Please print every record below exactly as it appears.

================================

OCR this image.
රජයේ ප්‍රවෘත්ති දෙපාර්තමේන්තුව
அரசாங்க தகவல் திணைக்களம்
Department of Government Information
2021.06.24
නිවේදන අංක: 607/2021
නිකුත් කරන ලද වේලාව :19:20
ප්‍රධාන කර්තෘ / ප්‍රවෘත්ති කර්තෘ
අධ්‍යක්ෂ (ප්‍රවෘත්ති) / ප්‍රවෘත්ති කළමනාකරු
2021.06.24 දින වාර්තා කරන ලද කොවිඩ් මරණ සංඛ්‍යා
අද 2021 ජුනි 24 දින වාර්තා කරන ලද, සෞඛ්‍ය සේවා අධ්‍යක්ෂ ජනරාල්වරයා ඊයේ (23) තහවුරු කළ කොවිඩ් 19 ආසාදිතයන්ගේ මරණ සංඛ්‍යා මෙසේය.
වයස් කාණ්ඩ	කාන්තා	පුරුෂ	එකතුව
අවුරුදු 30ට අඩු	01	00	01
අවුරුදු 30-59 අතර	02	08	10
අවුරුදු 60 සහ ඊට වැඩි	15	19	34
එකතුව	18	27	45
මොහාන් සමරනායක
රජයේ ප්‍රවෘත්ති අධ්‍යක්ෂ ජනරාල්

================================

## Written solution
OCR this image.
රජයේ ප්‍රවෘත්ති දෙපාර්තමේන්තුව
அரசாங்க தகவல் திணைக்களம்
Department of Government Information
2021.06.24
නිවේදන අංක: 607/2021
නිකුත් කරන ලද වේලාව :19:20
ප්‍රධාන කර්තෘ / ප්‍රවෘත්ති කර්තෘ
අධ්‍යක්ෂ (ප්‍රවෘත්ති) / ප්‍රවෘත්ති කළමනාකරු
2021.06.24 දින වාර්තා කරන ලද කොවිඩ් මරණ සංඛ්‍යා
අද 2021 ජුනි 24 දින වාර්තා කරන ලද, සෞඛ්‍ය සේවා අධ්‍යක්ෂ ජනරාල්වරයා ඊයේ (23) තහවුරු කළ කොවිඩ් 19 ආසාදිතයන්ගේ මරණ සංඛ්‍යා මෙසේය.
වයස් කාණ්ඩ	කාන්තා	පුරුෂ	එකතුව
අවුරුදු 30ට අඩු	01	00	01
අවුරුදු 30-59 අතර	02	08	10
අවුරුදු 60 සහ ඊට වැඩි	15	19	34
එකතුව	18	27	45
මොහාන් සමරනායක
රජයේ ප්‍රවෘත්ති අධ්‍යක්ෂ ජනරාල්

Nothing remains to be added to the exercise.